[START]

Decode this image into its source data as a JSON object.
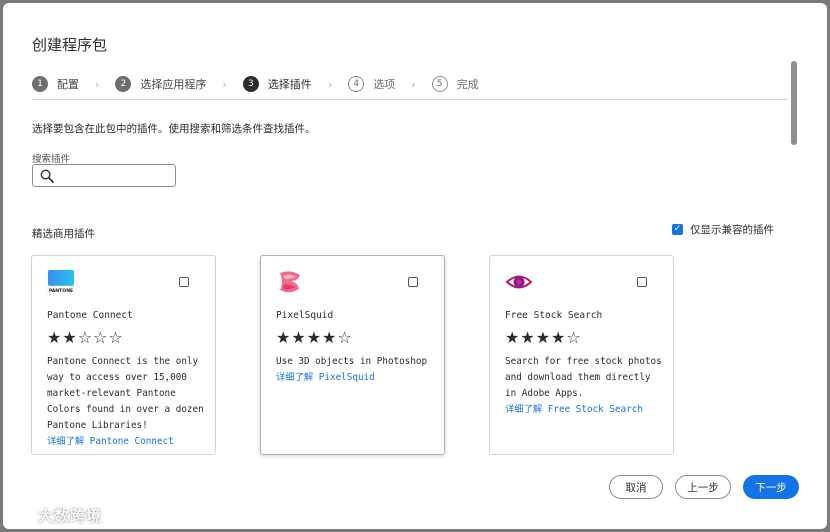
{
  "dialog": {
    "title": "创建程序包",
    "steps": [
      {
        "num": "1",
        "label": "配置",
        "state": "done"
      },
      {
        "num": "2",
        "label": "选择应用程序",
        "state": "done"
      },
      {
        "num": "3",
        "label": "选择插件",
        "state": "current"
      },
      {
        "num": "4",
        "label": "选项",
        "state": "future"
      },
      {
        "num": "5",
        "label": "完成",
        "state": "future"
      }
    ],
    "step_separator": "›",
    "description": "选择要包含在此包中的插件。使用搜索和筛选条件查找插件。",
    "search": {
      "label": "搜索插件",
      "value": "",
      "placeholder": ""
    },
    "section_title": "精选商用插件",
    "compat_filter": {
      "label": "仅显示兼容的插件",
      "checked": true
    },
    "cards": [
      {
        "name": "Pantone Connect",
        "logo_text": "PANTONE",
        "stars": "★★☆☆☆",
        "rating": 2,
        "description": "Pantone Connect is the only way to access over 15,000 market-relevant Pantone Colors found in over a dozen Pantone Libraries!",
        "link": "详细了解 Pantone Connect",
        "checked": false
      },
      {
        "name": "PixelSquid",
        "stars": "★★★★☆",
        "rating": 4,
        "description": "Use 3D objects in Photoshop",
        "link": "详细了解 PixelSquid",
        "checked": false
      },
      {
        "name": "Free Stock Search",
        "stars": "★★★★☆",
        "rating": 4,
        "description": "Search for free stock photos and download them directly in Adobe Apps.",
        "link": "详细了解 Free Stock Search",
        "checked": false
      }
    ],
    "buttons": {
      "cancel": "取消",
      "back": "上一步",
      "next": "下一步"
    }
  },
  "watermark": {
    "text": "大数跨境"
  },
  "colors": {
    "accent": "#1473e6",
    "text": "#2c2c2c",
    "border": "#8e8e8e"
  }
}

[END]

Problem details: Reproduce the full listing above verbatim, with no pictures included.

Task solution:
Decode this image into its source data as a JSON object.
{
  "dialog": {
    "title": "创建程序包",
    "steps": [
      {
        "num": "1",
        "label": "配置",
        "state": "done"
      },
      {
        "num": "2",
        "label": "选择应用程序",
        "state": "done"
      },
      {
        "num": "3",
        "label": "选择插件",
        "state": "current"
      },
      {
        "num": "4",
        "label": "选项",
        "state": "future"
      },
      {
        "num": "5",
        "label": "完成",
        "state": "future"
      }
    ],
    "step_separator": "›",
    "description": "选择要包含在此包中的插件。使用搜索和筛选条件查找插件。",
    "search": {
      "label": "搜索插件",
      "value": "",
      "placeholder": ""
    },
    "section_title": "精选商用插件",
    "compat_filter": {
      "label": "仅显示兼容的插件",
      "checked": true
    },
    "cards": [
      {
        "name": "Pantone Connect",
        "logo_text": "PANTONE",
        "stars": "★★☆☆☆",
        "rating": 2,
        "description": "Pantone Connect is the only way to access over 15,000 market-relevant Pantone Colors found in over a dozen Pantone Libraries!",
        "link": "详细了解 Pantone Connect",
        "checked": false
      },
      {
        "name": "PixelSquid",
        "stars": "★★★★☆",
        "rating": 4,
        "description": "Use 3D objects in Photoshop",
        "link": "详细了解 PixelSquid",
        "checked": false
      },
      {
        "name": "Free Stock Search",
        "stars": "★★★★☆",
        "rating": 4,
        "description": "Search for free stock photos and download them directly in Adobe Apps.",
        "link": "详细了解 Free Stock Search",
        "checked": false
      }
    ],
    "buttons": {
      "cancel": "取消",
      "back": "上一步",
      "next": "下一步"
    }
  },
  "watermark": {
    "text": "大数跨境"
  },
  "colors": {
    "accent": "#1473e6",
    "text": "#2c2c2c",
    "border": "#8e8e8e"
  }
}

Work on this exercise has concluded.